### Directions
Reproduce the passage on guided reading word for word, from "According to Fountas" to "of particular students.".

### Extract
• • • • •

Guided Reading and a freebie

What is Guided Reading?
According to Fountas and Pinnell, guided reading is an instructional setting that enables you (the teacher) to work with a small group of students to help them learn effective strategies for processing text with understanding. The purpose of guided reading is to meet the varying instructional needs of all the students in your class, enabling them to greatly expand their reading powers.

Keep in mind, guided reading is only one piece of a literacy program. Guided reading gives students the opportunity to read at their just right level, which means that the books provide them with a moderate challenge. They are grouped with students who are similar in ability, needs, and strengths. Instruction is then finely tuned to meet the needs of particular students.

I plan my guided reading books using students Instructional Reading level which is 96% to 98% accuracy. I have found anything lower than 96% is too hard and it takes a long tie to get students to move. I also want students to do 95% of the work. I strive for each student to make two years worth of growth each year. This really means looking at each students daily data from their guided reading session and making the most of the the next. Looking at what they need to better access the text the next day. Like thinking about how I structured my questions and how the student responded.  I never afraid to change it up if they are not moving-then something needs to change. I always go back to their data.

• • • • •

Spatial annotation entries
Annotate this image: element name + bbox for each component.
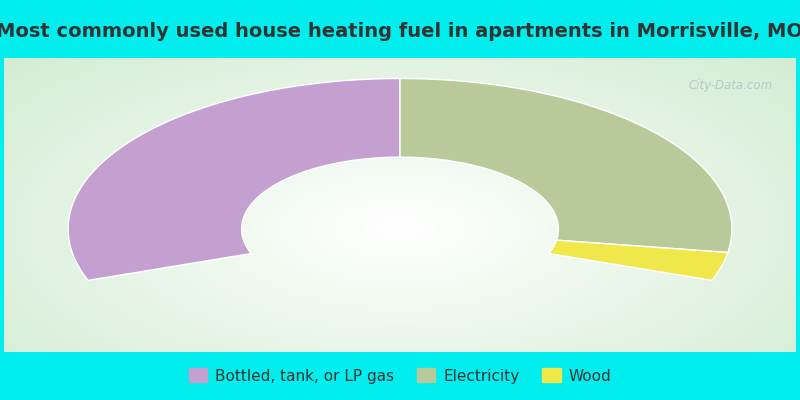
Text: City-Data.com: City-Data.com bbox=[688, 78, 772, 92]
Polygon shape bbox=[549, 240, 728, 280]
Text: Most commonly used house heating fuel in apartments in Morrisville, MO: Most commonly used house heating fuel in… bbox=[0, 22, 800, 41]
Legend: Bottled, tank, or LP gas, Electricity, Wood: Bottled, tank, or LP gas, Electricity, W… bbox=[183, 362, 617, 390]
Polygon shape bbox=[68, 78, 400, 280]
Polygon shape bbox=[400, 78, 732, 252]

• • • • •

### Written response
According to Fountas and Pinnell, guided reading is an instructional setting that enables you (the teacher) to work with a small group of students to help them learn effective strategies for processing text with understanding. The purpose of guided reading is to meet the varying instructional needs of all the students in your class, enabling them to greatly expand their reading powers.

Keep in mind, guided reading is only one piece of a literacy program. Guided reading gives students the opportunity to read at their just right level, which means that the books provide them with a moderate challenge. They are grouped with students who are similar in ability, needs, and strengths. Instruction is then finely tuned to meet the needs of particular students.